What is being asked:
Make an exact copy of the entries below with the pictures removed.

+--

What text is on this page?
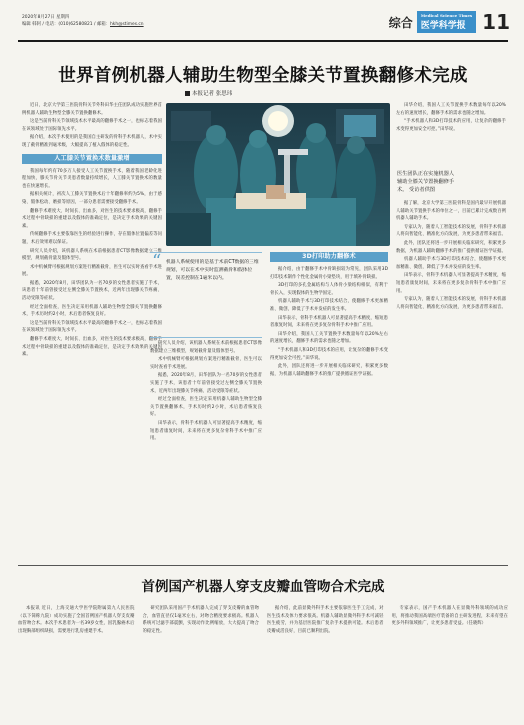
2020年8月27日 星期四
编辑 韩轲 / 电话：(010)62580821 / 邮箱：hkh@stimes.cn	综合 Medical Science Times
医学科学报 11
世界首例机器人辅助生物型全膝关节置换翻修术完成
本报记者 张思玮

近日，北京大学第三医院骨科关节外科田华主任团队成功实施世界首例机器人辅助生物型全膝关节置换翻修术。

这是当前骨科关节领域技术水平最高的翻修手术之一，也标志着我国在该领域处于国际领先水平。

据介绍，本次手术使用的是我国自主研发的骨科手术机器人，术中实现了截骨精准到毫米级，大幅提高了植入假体的稳定性。

人工膝关节置换术数量激增

我国每年约有70多万人接受人工关节置换手术，随着我国老龄化进程加快，膝关节骨关节炎患者数量持续增长，人工膝关节置换术的数量也在快速增长。

据相关统计，初次人工膝关节置换术后十年翻修率约为5%，由于感染、假体松动、磨损等原因，一部分患者需要接受翻修手术。

翻修手术难度大、时间长、出血多，对医生的技术要求极高，翻修手术过程中骨缺损的重建以及假体的准确定位，是决定手术效果的关键因素。

传统翻修手术主要依靠医生的经验进行操作，存在假体位置偏差等问题，术后效果难以保证。

研究人员介绍，该机器人系统在术前根据患者CT影像数据建立三维模型，规划截骨量及假体型号。

术中机械臂可根据规划方案进行精准截骨，医生可以实时查看手术进展。

据悉，2020年8月，田华团队为一名70岁的女性患者实施了手术，该患者十年前曾接受过左侧全膝关节置换术，近两年出现膝关节疼痛、活动受限等症状。

经过全面检查，医生决定采用机器人辅助生物型全膝关节置换翻修术，手术历时约2小时，术后患者恢复良好。

这是当前骨科关节领域技术水平最高的翻修手术之一，也标志着我国在该领域处于国际领先水平。

翻修手术难度大、时间长、出血多，对医生的技术要求极高，翻修手术过程中骨缺损的重建以及假体的准确定位，是决定手术效果的关键因素。

医生团队正在实施机器人辅助全膝关节置换翻修手术。 受访者供图
“ 机器人系统使用的是基于术前CT数据的三维规划，可以在术中实时监测截骨和假体位置，误差控制在1毫米以内。

研究人员介绍，该机器人系统在术前根据患者CT影像数据建立三维模型，规划截骨量及假体型号。

术中机械臂可根据规划方案进行精准截骨，医生可以实时查看手术进展。

据悉，2020年8月，田华团队为一名70岁的女性患者实施了手术，该患者十年前曾接受过左侧全膝关节置换术，近两年出现膝关节疼痛、活动受限等症状。

经过全面检查，医生决定采用机器人辅助生物型全膝关节置换翻修术，手术历时约2小时，术后患者恢复良好。

田华表示，骨科手术机器人可显著提高手术精度，缩短患者康复时间，未来将在更多复杂骨科手术中推广应用。

3D打印助力翻修术

据介绍，由于翻修手术中骨缺损较为常见，团队采用3D打印技术制作个性化金属骨小梁垫块，用于填补骨缺损。

3D打印的多孔金属结构与人体骨小梁结构相似，有利于骨长入，实现假体的生物学固定。

机器人辅助手术与3D打印技术结合，使翻修手术更加精准、微创，降低了手术并发症的发生率。

田华表示，骨科手术机器人可显著提高手术精度，缩短患者康复时间，未来将在更多复杂骨科手术中推广应用。

田华介绍，我国人工关节置换手术数量每年以20%左右的速度增长，翻修手术的需求也随之增加。

“手术机器人和3D打印技术的应用，让复杂的翻修手术变得更加安全可控。”田华说。

此外，团队还将进一步开展相关临床研究，积累更多数据，为机器人辅助翻修手术的推广提供循证医学证据。

田华介绍，我国人工关节置换手术数量每年以20%左右的速度增长，翻修手术的需求也随之增加。

“手术机器人和3D打印技术的应用，让复杂的翻修手术变得更加安全可控。”田华说。

据了解，北京大学第三医院骨科是国内最早开展机器人辅助关节置换手术的单位之一，目前已累计完成数百例机器人辅助手术。

专家认为，随着人工智能技术的发展，骨科手术机器人将向智能化、精准化方向发展，为更多患者带来福音。

此外，团队还将进一步开展相关临床研究，积累更多数据，为机器人辅助翻修手术的推广提供循证医学证据。

机器人辅助手术与3D打印技术结合，使翻修手术更加精准、微创，降低了手术并发症的发生率。

田华表示，骨科手术机器人可显著提高手术精度，缩短患者康复时间，未来将在更多复杂骨科手术中推广应用。

专家认为，随着人工智能技术的发展，骨科手术机器人将向智能化、精准化方向发展，为更多患者带来福音。

首例国产机器人穿支皮瓣血管吻合术完成

本报讯 近日，上海交通大学医学院附属第九人民医院（以下简称九院）成功实施了全国首例国产机器人穿支皮瓣血管吻合术。本次手术患者为一名39岁女性，因乳腺癌术后出现胸部组织缺损，需要进行乳房重建手术。

研究团队采用国产手术机器人完成了穿支皮瓣的血管吻合，血管直径仅1毫米左右，对吻合精度要求极高。机器人系统可过滤手部震颤，实现动作比例缩放，大大提高了吻合的稳定性。

据介绍，此前显微外科手术主要依靠医生手工完成，对医生技术及体力要求很高。机器人辅助显微外科手术可减轻医生疲劳，并为基层医院推广复杂手术提供可能。术后患者皮瓣成活良好，目前已顺利出院。

专家表示，国产手术机器人在显微外科领域的成功应用，将推动我国高端医疗装备的自主研发进程，未来有望在更多外科领域推广，让更多患者受益。（任晓辉）
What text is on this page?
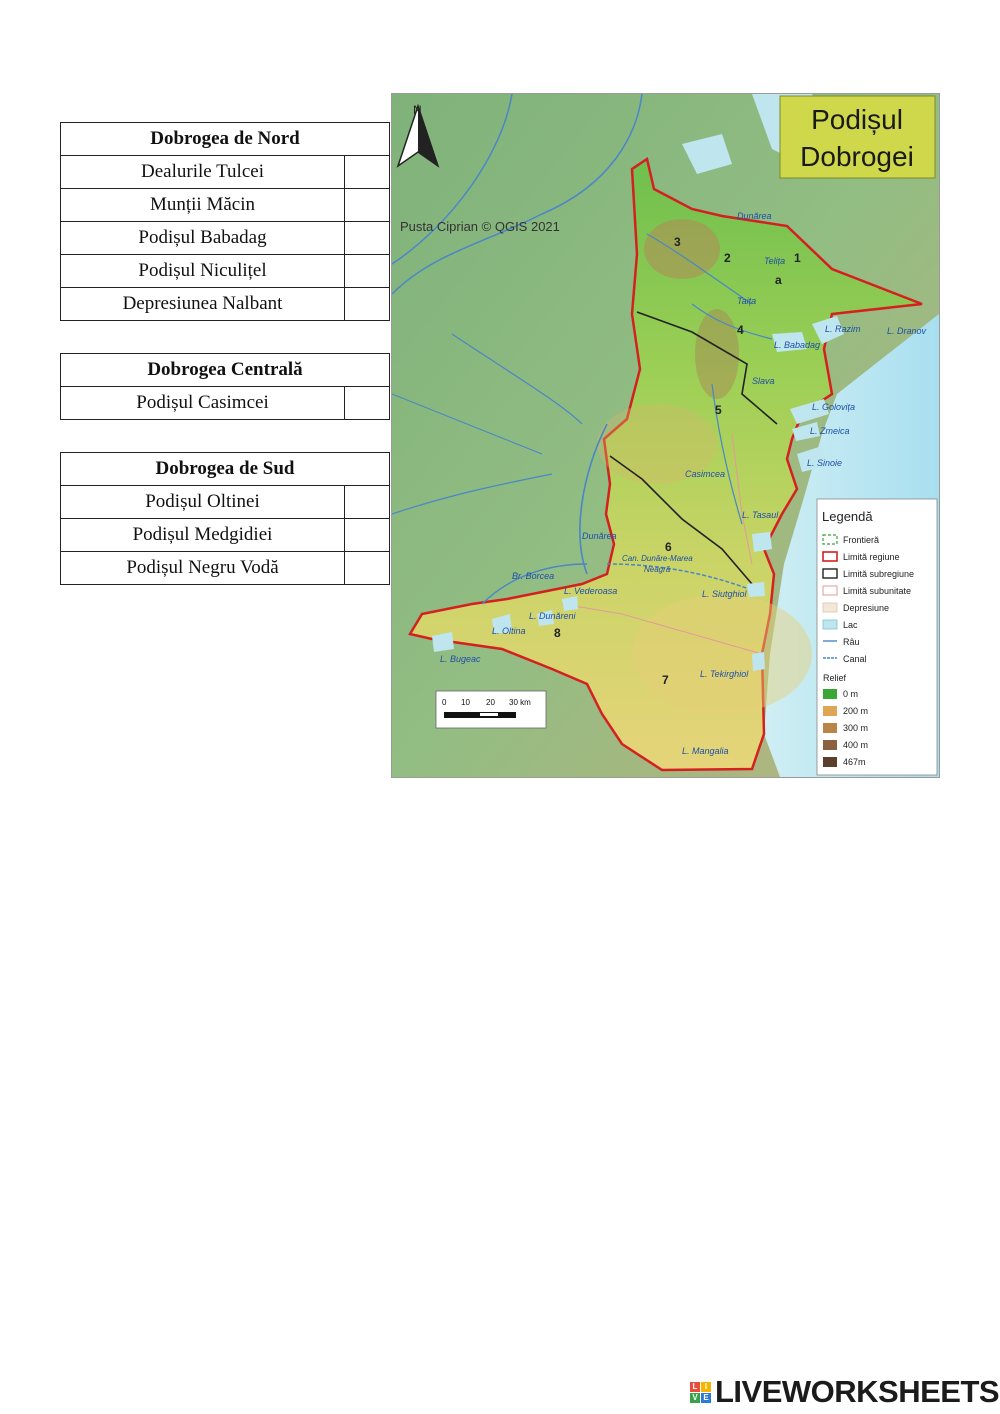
Dobrogea de Nord	
Dealurile Tulcei	
Munții Măcin	
Podișul Babadag	
Podișul Niculițel	
Depresiunea Nalbant	
Dobrogea Centrală
Podișul Casimcei	
Dobrogea de Sud	
Podișul Oltinei	
Podișul Medgidiei	
Podișul Negru Vodă	
1
2
3
4
5
6
7
8
a
Dunărea
Telița
Taița
L. Razim	L. Dranov
L. Babadag
Slava
L. Golovița
L. Zmeica
L. Sinoie
Casimcea
L. Tasaul
Can. Dunăre-Marea
Neagră
L. Siutghiol
Dunărea
Br. Borcea
L. Vederoasa
L. Dunăreni
L. Oltina
L. Bugeac
L. Tekirghiol
L. Mangalia
N
Pusta Ciprian © QGIS 2021
Podișul
Dobrogei
0 10 20 30 km
Legendă
Frontieră
Limită regiune
Limită subregiune
Limită subunitate
Depresiune
Lac
Râu
Canal
Relief
0 m
200 m
300 m
400 m
467m
L I
V E LIVEWORKSHEETS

+--

Written reply:
What text is on this page?
2020年8月27日 星期四
编辑 韩轲 / 电话：(010)62580821 / 邮箱：hkh@stimes.cn	综合 Medical Science Times
医学科学报 11
世界首例机器人辅助生物型全膝关节置换翻修术完成
本报记者 张思玮

近日，北京大学第三医院骨科关节外科田华主任团队成功实施世界首例机器人辅助生物型全膝关节置换翻修术。

这是当前骨科关节领域技术水平最高的翻修手术之一，也标志着我国在该领域处于国际领先水平。

据介绍，本次手术使用的是我国自主研发的骨科手术机器人，术中实现了截骨精准到毫米级，大幅提高了植入假体的稳定性。

人工膝关节置换术数量激增

我国每年约有70多万人接受人工关节置换手术，随着我国老龄化进程加快，膝关节骨关节炎患者数量持续增长，人工膝关节置换术的数量也在快速增长。

据相关统计，初次人工膝关节置换术后十年翻修率约为5%，由于感染、假体松动、磨损等原因，一部分患者需要接受翻修手术。

翻修手术难度大、时间长、出血多，对医生的技术要求极高，翻修手术过程中骨缺损的重建以及假体的准确定位，是决定手术效果的关键因素。

传统翻修手术主要依靠医生的经验进行操作，存在假体位置偏差等问题，术后效果难以保证。

研究人员介绍，该机器人系统在术前根据患者CT影像数据建立三维模型，规划截骨量及假体型号。

术中机械臂可根据规划方案进行精准截骨，医生可以实时查看手术进展。

据悉，2020年8月，田华团队为一名70岁的女性患者实施了手术，该患者十年前曾接受过左侧全膝关节置换术，近两年出现膝关节疼痛、活动受限等症状。

经过全面检查，医生决定采用机器人辅助生物型全膝关节置换翻修术，手术历时约2小时，术后患者恢复良好。

这是当前骨科关节领域技术水平最高的翻修手术之一，也标志着我国在该领域处于国际领先水平。

翻修手术难度大、时间长、出血多，对医生的技术要求极高，翻修手术过程中骨缺损的重建以及假体的准确定位，是决定手术效果的关键因素。

医生团队正在实施机器人辅助全膝关节置换翻修手术。 受访者供图
“ 机器人系统使用的是基于术前CT数据的三维规划，可以在术中实时监测截骨和假体位置，误差控制在1毫米以内。

研究人员介绍，该机器人系统在术前根据患者CT影像数据建立三维模型，规划截骨量及假体型号。

术中机械臂可根据规划方案进行精准截骨，医生可以实时查看手术进展。

据悉，2020年8月，田华团队为一名70岁的女性患者实施了手术，该患者十年前曾接受过左侧全膝关节置换术，近两年出现膝关节疼痛、活动受限等症状。

经过全面检查，医生决定采用机器人辅助生物型全膝关节置换翻修术，手术历时约2小时，术后患者恢复良好。

田华表示，骨科手术机器人可显著提高手术精度，缩短患者康复时间，未来将在更多复杂骨科手术中推广应用。

3D打印助力翻修术

据介绍，由于翻修手术中骨缺损较为常见，团队采用3D打印技术制作个性化金属骨小梁垫块，用于填补骨缺损。

3D打印的多孔金属结构与人体骨小梁结构相似，有利于骨长入，实现假体的生物学固定。

机器人辅助手术与3D打印技术结合，使翻修手术更加精准、微创，降低了手术并发症的发生率。

田华表示，骨科手术机器人可显著提高手术精度，缩短患者康复时间，未来将在更多复杂骨科手术中推广应用。

田华介绍，我国人工关节置换手术数量每年以20%左右的速度增长，翻修手术的需求也随之增加。

“手术机器人和3D打印技术的应用，让复杂的翻修手术变得更加安全可控。”田华说。

此外，团队还将进一步开展相关临床研究，积累更多数据，为机器人辅助翻修手术的推广提供循证医学证据。

田华介绍，我国人工关节置换手术数量每年以20%左右的速度增长，翻修手术的需求也随之增加。

“手术机器人和3D打印技术的应用，让复杂的翻修手术变得更加安全可控。”田华说。

据了解，北京大学第三医院骨科是国内最早开展机器人辅助关节置换手术的单位之一，目前已累计完成数百例机器人辅助手术。

专家认为，随着人工智能技术的发展，骨科手术机器人将向智能化、精准化方向发展，为更多患者带来福音。

此外，团队还将进一步开展相关临床研究，积累更多数据，为机器人辅助翻修手术的推广提供循证医学证据。

机器人辅助手术与3D打印技术结合，使翻修手术更加精准、微创，降低了手术并发症的发生率。

田华表示，骨科手术机器人可显著提高手术精度，缩短患者康复时间，未来将在更多复杂骨科手术中推广应用。

专家认为，随着人工智能技术的发展，骨科手术机器人将向智能化、精准化方向发展，为更多患者带来福音。

首例国产机器人穿支皮瓣血管吻合术完成

本报讯 近日，上海交通大学医学院附属第九人民医院（以下简称九院）成功实施了全国首例国产机器人穿支皮瓣血管吻合术。本次手术患者为一名39岁女性，因乳腺癌术后出现胸部组织缺损，需要进行乳房重建手术。

研究团队采用国产手术机器人完成了穿支皮瓣的血管吻合，血管直径仅1毫米左右，对吻合精度要求极高。机器人系统可过滤手部震颤，实现动作比例缩放，大大提高了吻合的稳定性。

据介绍，此前显微外科手术主要依靠医生手工完成，对医生技术及体力要求很高。机器人辅助显微外科手术可减轻医生疲劳，并为基层医院推广复杂手术提供可能。术后患者皮瓣成活良好，目前已顺利出院。

专家表示，国产手术机器人在显微外科领域的成功应用，将推动我国高端医疗装备的自主研发进程，未来有望在更多外科领域推广，让更多患者受益。（任晓辉）
What text is on this page?
Dobrogea de Nord	
Dealurile Tulcei	
Munții Măcin	
Podișul Babadag	
Podișul Niculițel	
Depresiunea Nalbant	
Dobrogea Centrală
Podișul Casimcei	
Dobrogea de Sud	
Podișul Oltinei	
Podișul Medgidiei	
Podișul Negru Vodă	
1
2
3
4
5
6
7
8
a
Dunărea
Telița
Taița
L. Razim	L. Dranov
L. Babadag
Slava
L. Golovița
L. Zmeica
L. Sinoie
Casimcea
L. Tasaul
Can. Dunăre-Marea
Neagră
L. Siutghiol
Dunărea
Br. Borcea
L. Vederoasa
L. Dunăreni
L. Oltina
L. Bugeac
L. Tekirghiol
L. Mangalia
N
Pusta Ciprian © QGIS 2021
Podișul
Dobrogei
0 10 20 30 km
Legendă
Frontieră
Limită regiune
Limită subregiune
Limită subunitate
Depresiune
Lac
Râu
Canal
Relief
0 m
200 m
300 m
400 m
467m
L I
V E LIVEWORKSHEETS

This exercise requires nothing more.